EXERCISE AIM: Write out every single entry exactly.

(Raw records)

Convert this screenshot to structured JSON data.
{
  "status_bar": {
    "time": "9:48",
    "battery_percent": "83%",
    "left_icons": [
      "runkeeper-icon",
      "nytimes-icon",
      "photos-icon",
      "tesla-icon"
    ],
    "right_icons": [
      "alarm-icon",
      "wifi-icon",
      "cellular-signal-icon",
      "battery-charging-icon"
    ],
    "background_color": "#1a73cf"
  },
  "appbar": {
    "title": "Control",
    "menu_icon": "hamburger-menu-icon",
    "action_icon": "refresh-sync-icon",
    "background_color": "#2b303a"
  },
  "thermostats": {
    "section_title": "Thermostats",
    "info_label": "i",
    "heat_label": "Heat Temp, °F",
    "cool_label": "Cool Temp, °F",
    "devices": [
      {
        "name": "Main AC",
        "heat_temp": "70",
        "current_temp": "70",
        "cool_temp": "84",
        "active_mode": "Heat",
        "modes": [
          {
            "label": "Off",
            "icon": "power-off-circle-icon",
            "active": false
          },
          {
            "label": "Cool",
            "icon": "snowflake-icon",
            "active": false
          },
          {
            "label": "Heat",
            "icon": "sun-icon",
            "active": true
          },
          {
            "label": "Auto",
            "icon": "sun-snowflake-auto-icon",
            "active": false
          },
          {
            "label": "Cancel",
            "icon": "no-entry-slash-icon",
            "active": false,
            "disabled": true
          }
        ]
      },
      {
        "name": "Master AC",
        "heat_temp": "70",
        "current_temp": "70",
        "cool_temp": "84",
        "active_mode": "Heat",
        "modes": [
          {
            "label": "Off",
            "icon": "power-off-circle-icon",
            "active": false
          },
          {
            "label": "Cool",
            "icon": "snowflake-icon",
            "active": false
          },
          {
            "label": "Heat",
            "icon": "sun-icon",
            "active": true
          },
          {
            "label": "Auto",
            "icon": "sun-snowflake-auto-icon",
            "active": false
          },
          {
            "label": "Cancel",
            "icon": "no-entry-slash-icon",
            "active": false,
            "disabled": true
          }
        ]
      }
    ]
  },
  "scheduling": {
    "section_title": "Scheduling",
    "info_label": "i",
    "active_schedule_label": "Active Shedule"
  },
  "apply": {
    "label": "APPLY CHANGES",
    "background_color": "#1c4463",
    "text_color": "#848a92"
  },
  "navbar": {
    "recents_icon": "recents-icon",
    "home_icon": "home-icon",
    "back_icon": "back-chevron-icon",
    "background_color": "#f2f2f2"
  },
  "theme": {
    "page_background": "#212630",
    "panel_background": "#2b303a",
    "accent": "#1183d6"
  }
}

SOLUTION FOR THIS PROBLEM:
Convert this screenshot to structured JSON data.
{
  "status_bar": {
    "time": "9:48",
    "battery_percent": "83%",
    "left_icons": [
      "runkeeper-icon",
      "nytimes-icon",
      "photos-icon",
      "tesla-icon"
    ],
    "right_icons": [
      "alarm-icon",
      "wifi-icon",
      "cellular-signal-icon",
      "battery-charging-icon"
    ],
    "background_color": "#1a73cf"
  },
  "appbar": {
    "title": "Control",
    "menu_icon": "hamburger-menu-icon",
    "action_icon": "refresh-sync-icon",
    "background_color": "#2b303a"
  },
  "thermostats": {
    "section_title": "Thermostats",
    "info_label": "i",
    "heat_label": "Heat Temp, °F",
    "cool_label": "Cool Temp, °F",
    "devices": [
      {
        "name": "Main AC",
        "heat_temp": "70",
        "current_temp": "70",
        "cool_temp": "84",
        "active_mode": "Heat",
        "modes": [
          {
            "label": "Off",
            "icon": "power-off-circle-icon",
            "active": false
          },
          {
            "label": "Cool",
            "icon": "snowflake-icon",
            "active": false
          },
          {
            "label": "Heat",
            "icon": "sun-icon",
            "active": true
          },
          {
            "label": "Auto",
            "icon": "sun-snowflake-auto-icon",
            "active": false
          },
          {
            "label": "Cancel",
            "icon": "no-entry-slash-icon",
            "active": false,
            "disabled": true
          }
        ]
      },
      {
        "name": "Master AC",
        "heat_temp": "70",
        "current_temp": "70",
        "cool_temp": "84",
        "active_mode": "Heat",
        "modes": [
          {
            "label": "Off",
            "icon": "power-off-circle-icon",
            "active": false
          },
          {
            "label": "Cool",
            "icon": "snowflake-icon",
            "active": false
          },
          {
            "label": "Heat",
            "icon": "sun-icon",
            "active": true
          },
          {
            "label": "Auto",
            "icon": "sun-snowflake-auto-icon",
            "active": false
          },
          {
            "label": "Cancel",
            "icon": "no-entry-slash-icon",
            "active": false,
            "disabled": true
          }
        ]
      }
    ]
  },
  "scheduling": {
    "section_title": "Scheduling",
    "info_label": "i",
    "active_schedule_label": "Active Shedule"
  },
  "apply": {
    "label": "APPLY CHANGES",
    "background_color": "#1c4463",
    "text_color": "#848a92"
  },
  "navbar": {
    "recents_icon": "recents-icon",
    "home_icon": "home-icon",
    "back_icon": "back-chevron-icon",
    "background_color": "#f2f2f2"
  },
  "theme": {
    "page_background": "#212630",
    "panel_background": "#2b303a",
    "accent": "#1183d6"
  }
}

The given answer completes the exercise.